REQUIRED TASK:
Look through the listing for the word "this". Copy each line that has it.

***

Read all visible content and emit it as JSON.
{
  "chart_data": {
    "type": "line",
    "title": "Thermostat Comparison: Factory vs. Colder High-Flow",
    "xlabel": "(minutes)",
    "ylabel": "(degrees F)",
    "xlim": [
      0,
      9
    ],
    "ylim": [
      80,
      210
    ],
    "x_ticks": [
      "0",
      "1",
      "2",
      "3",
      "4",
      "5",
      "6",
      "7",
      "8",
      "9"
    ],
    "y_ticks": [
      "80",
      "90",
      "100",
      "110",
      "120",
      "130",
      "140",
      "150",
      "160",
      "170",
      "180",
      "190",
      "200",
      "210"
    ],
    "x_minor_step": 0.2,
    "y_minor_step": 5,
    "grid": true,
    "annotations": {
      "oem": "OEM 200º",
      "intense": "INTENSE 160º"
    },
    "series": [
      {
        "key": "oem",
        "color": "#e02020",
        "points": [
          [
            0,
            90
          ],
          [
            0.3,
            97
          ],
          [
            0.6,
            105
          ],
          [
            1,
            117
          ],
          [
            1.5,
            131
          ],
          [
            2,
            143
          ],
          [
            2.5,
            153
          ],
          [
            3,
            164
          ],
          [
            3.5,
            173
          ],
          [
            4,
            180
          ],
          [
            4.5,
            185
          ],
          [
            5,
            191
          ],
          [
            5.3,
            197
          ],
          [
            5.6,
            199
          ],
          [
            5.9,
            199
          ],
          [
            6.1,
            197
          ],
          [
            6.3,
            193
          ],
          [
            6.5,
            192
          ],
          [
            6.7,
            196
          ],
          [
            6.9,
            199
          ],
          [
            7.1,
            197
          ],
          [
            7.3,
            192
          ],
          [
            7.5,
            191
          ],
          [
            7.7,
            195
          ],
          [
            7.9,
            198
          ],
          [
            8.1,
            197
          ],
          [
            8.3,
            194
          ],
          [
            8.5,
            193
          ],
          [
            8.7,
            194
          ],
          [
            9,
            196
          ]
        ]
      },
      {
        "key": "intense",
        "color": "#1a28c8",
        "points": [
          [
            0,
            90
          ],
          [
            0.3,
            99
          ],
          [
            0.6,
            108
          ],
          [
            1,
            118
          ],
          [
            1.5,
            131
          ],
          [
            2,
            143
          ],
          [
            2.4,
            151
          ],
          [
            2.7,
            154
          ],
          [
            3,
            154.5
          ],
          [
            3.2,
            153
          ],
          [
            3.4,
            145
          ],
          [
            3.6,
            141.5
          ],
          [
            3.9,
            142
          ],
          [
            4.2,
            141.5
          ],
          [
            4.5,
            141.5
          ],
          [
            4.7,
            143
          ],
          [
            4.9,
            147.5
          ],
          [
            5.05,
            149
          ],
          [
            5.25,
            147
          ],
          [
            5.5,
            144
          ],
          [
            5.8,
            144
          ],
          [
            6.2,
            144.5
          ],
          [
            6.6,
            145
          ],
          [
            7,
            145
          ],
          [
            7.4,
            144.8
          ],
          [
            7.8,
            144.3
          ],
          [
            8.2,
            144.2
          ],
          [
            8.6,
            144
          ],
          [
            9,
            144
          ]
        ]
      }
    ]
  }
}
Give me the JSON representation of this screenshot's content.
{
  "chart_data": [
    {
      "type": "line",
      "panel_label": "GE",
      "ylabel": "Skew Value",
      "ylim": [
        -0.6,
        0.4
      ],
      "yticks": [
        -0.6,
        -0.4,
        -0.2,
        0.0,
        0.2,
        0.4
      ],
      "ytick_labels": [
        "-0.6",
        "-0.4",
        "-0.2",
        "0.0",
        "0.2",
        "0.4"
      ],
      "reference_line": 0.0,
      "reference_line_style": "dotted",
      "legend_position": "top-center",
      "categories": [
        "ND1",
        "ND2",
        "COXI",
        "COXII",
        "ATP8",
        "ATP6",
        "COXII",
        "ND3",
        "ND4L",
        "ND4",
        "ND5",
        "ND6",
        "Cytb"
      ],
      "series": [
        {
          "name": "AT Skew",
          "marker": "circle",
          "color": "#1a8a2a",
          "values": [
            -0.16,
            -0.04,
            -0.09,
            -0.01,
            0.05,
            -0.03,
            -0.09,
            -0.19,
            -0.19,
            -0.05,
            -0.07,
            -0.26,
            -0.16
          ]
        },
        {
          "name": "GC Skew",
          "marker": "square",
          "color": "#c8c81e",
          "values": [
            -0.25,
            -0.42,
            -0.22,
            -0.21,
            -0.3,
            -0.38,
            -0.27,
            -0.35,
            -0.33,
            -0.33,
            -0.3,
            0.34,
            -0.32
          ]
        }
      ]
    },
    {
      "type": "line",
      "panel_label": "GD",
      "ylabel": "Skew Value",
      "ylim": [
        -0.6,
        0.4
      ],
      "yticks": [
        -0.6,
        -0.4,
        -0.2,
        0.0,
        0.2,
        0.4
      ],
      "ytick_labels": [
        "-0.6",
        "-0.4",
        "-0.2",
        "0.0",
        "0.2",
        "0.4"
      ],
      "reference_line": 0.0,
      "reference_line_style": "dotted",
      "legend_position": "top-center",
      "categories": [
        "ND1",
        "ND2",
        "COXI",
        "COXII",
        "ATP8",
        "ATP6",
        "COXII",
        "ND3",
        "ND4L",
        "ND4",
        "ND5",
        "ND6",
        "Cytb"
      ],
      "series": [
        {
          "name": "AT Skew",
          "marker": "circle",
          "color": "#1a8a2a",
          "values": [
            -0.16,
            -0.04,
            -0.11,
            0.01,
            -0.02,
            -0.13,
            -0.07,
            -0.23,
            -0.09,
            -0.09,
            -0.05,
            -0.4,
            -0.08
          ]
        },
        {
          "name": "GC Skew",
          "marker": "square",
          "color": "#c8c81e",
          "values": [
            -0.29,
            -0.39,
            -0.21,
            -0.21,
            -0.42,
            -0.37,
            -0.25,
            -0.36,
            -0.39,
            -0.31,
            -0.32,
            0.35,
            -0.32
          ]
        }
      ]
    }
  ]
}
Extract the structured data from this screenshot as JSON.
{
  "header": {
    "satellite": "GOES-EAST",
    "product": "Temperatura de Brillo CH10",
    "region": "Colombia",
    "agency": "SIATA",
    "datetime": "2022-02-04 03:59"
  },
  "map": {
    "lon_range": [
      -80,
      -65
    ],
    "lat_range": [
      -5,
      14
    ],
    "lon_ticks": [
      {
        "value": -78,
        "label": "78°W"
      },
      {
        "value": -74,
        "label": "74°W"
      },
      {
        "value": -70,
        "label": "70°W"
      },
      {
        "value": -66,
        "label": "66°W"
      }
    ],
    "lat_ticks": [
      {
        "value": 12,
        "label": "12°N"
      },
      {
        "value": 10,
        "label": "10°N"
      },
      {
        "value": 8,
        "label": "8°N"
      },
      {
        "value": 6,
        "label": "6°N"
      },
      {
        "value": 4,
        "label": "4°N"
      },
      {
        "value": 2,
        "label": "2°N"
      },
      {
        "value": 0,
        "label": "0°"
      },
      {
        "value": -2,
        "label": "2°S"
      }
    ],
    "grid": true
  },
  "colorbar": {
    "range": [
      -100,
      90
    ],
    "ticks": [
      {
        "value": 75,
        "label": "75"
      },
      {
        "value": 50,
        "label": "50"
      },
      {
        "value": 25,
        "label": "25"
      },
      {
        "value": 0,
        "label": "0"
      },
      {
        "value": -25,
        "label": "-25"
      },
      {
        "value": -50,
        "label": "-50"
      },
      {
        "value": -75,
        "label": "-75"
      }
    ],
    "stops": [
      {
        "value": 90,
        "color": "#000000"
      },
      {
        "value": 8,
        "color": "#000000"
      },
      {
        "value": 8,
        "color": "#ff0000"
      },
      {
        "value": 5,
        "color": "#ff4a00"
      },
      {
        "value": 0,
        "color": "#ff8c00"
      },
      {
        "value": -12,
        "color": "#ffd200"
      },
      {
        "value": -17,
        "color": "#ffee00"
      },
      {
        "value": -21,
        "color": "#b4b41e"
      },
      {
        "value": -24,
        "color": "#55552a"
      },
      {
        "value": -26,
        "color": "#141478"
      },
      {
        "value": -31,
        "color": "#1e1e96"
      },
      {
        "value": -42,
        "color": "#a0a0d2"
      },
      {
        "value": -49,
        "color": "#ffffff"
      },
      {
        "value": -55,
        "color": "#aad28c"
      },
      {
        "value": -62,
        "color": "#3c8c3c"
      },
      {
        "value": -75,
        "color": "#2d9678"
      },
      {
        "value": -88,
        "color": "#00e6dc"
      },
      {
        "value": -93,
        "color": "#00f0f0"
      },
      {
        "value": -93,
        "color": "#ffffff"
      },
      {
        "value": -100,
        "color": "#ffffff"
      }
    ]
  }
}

***

EXERCISE RESPONSE:
Give me the JSON representation of this screenshot's content.
Extract the structured data from this screenshot as JSON.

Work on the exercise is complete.